DIRECTIONS FOR THIS TASK: Rewrite all the material below, changing each "x-tick-label" to "year-label" and keeping everything else the same. Leave the pictures out.

-- Begin MATERIAL TO PROCESS --

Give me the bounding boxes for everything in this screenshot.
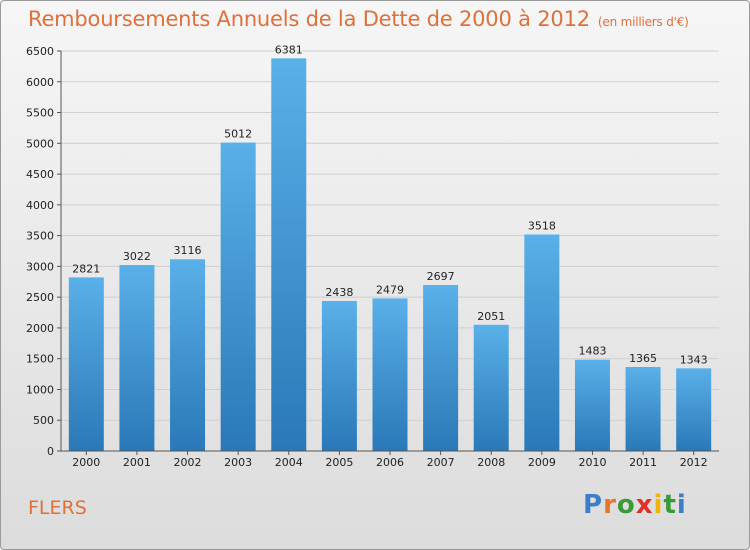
bar-2009 [524,234,560,451]
data-label: 3518 [528,220,556,233]
x-tick-label: 2009 [528,456,556,469]
commune-name: FLERS [28,497,87,519]
x-tick-label: 2011 [629,456,657,469]
y-tick-label: 1000 [26,383,54,396]
bar-2000 [68,277,104,451]
y-tick-label: 2000 [26,322,54,335]
y-tick-label: 3000 [26,260,54,273]
y-tick-label: 1500 [26,353,54,366]
y-tick-label: 6000 [26,76,54,89]
x-axis-tick-labels: 2000 2001 2002 2003 2004 2005 2006 2007 2008 2009… [72,451,708,469]
data-label: 2438 [325,286,353,299]
x-tick-label: 2010 [578,456,606,469]
data-labels: 2821 3022 3116 5012 6381 2438 2479 2697 2051 3518… [72,43,707,366]
x-tick-label: 2007 [427,456,455,469]
data-label: 1365 [629,352,657,365]
y-tick-label: 5000 [26,137,54,150]
data-label: 3022 [123,250,151,263]
logo-letter: o [616,490,636,520]
bar-2007 [423,285,459,451]
data-label: 2697 [427,270,455,283]
x-tick-label: 2012 [680,456,708,469]
data-label: 3116 [174,244,202,257]
bar-2004 [271,58,307,451]
chart-title: Remboursements Annuels de la Dette de 20… [28,7,689,31]
y-tick-label: 500 [33,414,54,427]
data-label: 1343 [680,353,708,366]
logo-letter: i [676,490,687,520]
data-label: 2479 [376,283,404,296]
logo-letter: x [635,490,654,520]
y-axis-tick-labels: 0 500 1000 1500 2000 2500 3000 3500 4000 4500 5000… [26,45,61,458]
bars [68,58,712,452]
x-tick-label: 2004 [275,456,303,469]
x-tick-label: 2003 [224,456,252,469]
data-label: 1483 [578,345,606,358]
bar-2011 [625,367,661,451]
bar-2002 [170,259,206,451]
logo-letter: t [663,490,677,520]
bar-2005 [321,300,357,451]
data-label: 5012 [224,128,252,141]
data-label: 2051 [477,310,505,323]
x-tick-label: 2006 [376,456,404,469]
y-tick-label: 5500 [26,107,54,120]
bar-2006 [372,298,408,451]
bar-2012 [676,368,712,451]
logo-letter: i [653,490,664,520]
logo-letter: r [603,490,617,520]
y-tick-label: 2500 [26,291,54,304]
y-tick-label: 6500 [26,45,54,58]
data-label: 2821 [72,262,100,275]
proxiti-logo: Proxiti [583,490,687,520]
bar-2001 [119,265,155,451]
bar-2008 [473,324,509,451]
data-label: 6381 [275,43,303,56]
chart-title-text: Remboursements Annuels de la Dette de 20… [28,7,590,31]
y-tick-label: 4500 [26,168,54,181]
x-tick-label: 2008 [477,456,505,469]
x-tick-label: 2000 [72,456,100,469]
bar-2010 [574,359,610,451]
y-tick-label: 3500 [26,230,54,243]
y-tick-label: 0 [47,445,54,458]
x-tick-label: 2002 [174,456,202,469]
x-tick-label: 2001 [123,456,151,469]
bar-2003 [220,142,256,452]
logo-letter: P [583,490,604,520]
y-tick-label: 4000 [26,199,54,212]
chart-subtitle: (en milliers d'€) [597,15,689,29]
x-tick-label: 2005 [325,456,353,469]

-- End MATERIAL TO PROCESS --

THE RESULT:
Give me the bounding boxes for everything in this screenshot.
bar-2009 [524,234,560,451]
data-label: 3518 [528,220,556,233]
year-label: 2009 [528,456,556,469]
commune-name: FLERS [28,497,87,519]
year-label: 2011 [629,456,657,469]
y-tick-label: 1000 [26,383,54,396]
bar-2000 [68,277,104,451]
y-tick-label: 2000 [26,322,54,335]
y-tick-label: 3000 [26,260,54,273]
y-tick-label: 1500 [26,353,54,366]
y-tick-label: 6000 [26,76,54,89]
x-axis-tick-labels: 2000 2001 2002 2003 2004 2005 2006 2007 2008 2009… [72,451,708,469]
data-label: 2438 [325,286,353,299]
year-label: 2010 [578,456,606,469]
data-labels: 2821 3022 3116 5012 6381 2438 2479 2697 2051 3518… [72,43,707,366]
year-label: 2007 [427,456,455,469]
data-label: 1365 [629,352,657,365]
y-tick-label: 5000 [26,137,54,150]
data-label: 3022 [123,250,151,263]
logo-letter: o [616,490,636,520]
bar-2007 [423,285,459,451]
data-label: 2697 [427,270,455,283]
year-label: 2012 [680,456,708,469]
data-label: 3116 [174,244,202,257]
bar-2004 [271,58,307,451]
chart-title: Remboursements Annuels de la Dette de 20… [28,7,689,31]
y-tick-label: 500 [33,414,54,427]
data-label: 1343 [680,353,708,366]
logo-letter: i [676,490,687,520]
data-label: 2479 [376,283,404,296]
logo-letter: x [635,490,654,520]
y-axis-tick-labels: 0 500 1000 1500 2000 2500 3000 3500 4000 4500 5000… [26,45,61,458]
bars [68,58,712,452]
year-label: 2004 [275,456,303,469]
year-label: 2003 [224,456,252,469]
data-label: 1483 [578,345,606,358]
bar-2011 [625,367,661,451]
bar-2002 [170,259,206,451]
logo-letter: t [663,490,677,520]
bar-2005 [321,300,357,451]
data-label: 5012 [224,128,252,141]
data-label: 2051 [477,310,505,323]
year-label: 2006 [376,456,404,469]
y-tick-label: 5500 [26,107,54,120]
bar-2006 [372,298,408,451]
bar-2012 [676,368,712,451]
logo-letter: i [653,490,664,520]
logo-letter: r [603,490,617,520]
y-tick-label: 2500 [26,291,54,304]
y-tick-label: 6500 [26,45,54,58]
data-label: 2821 [72,262,100,275]
proxiti-logo: Proxiti [583,490,687,520]
bar-2001 [119,265,155,451]
bar-2008 [473,324,509,451]
data-label: 6381 [275,43,303,56]
chart-title-text: Remboursements Annuels de la Dette de 20… [28,7,590,31]
y-tick-label: 4500 [26,168,54,181]
year-label: 2008 [477,456,505,469]
year-label: 2000 [72,456,100,469]
bar-2010 [574,359,610,451]
y-tick-label: 3500 [26,230,54,243]
y-tick-label: 0 [47,445,54,458]
year-label: 2002 [174,456,202,469]
year-label: 2001 [123,456,151,469]
bar-2003 [220,142,256,452]
logo-letter: P [583,490,604,520]
y-tick-label: 4000 [26,199,54,212]
chart-subtitle: (en milliers d'€) [597,15,689,29]
year-label: 2005 [325,456,353,469]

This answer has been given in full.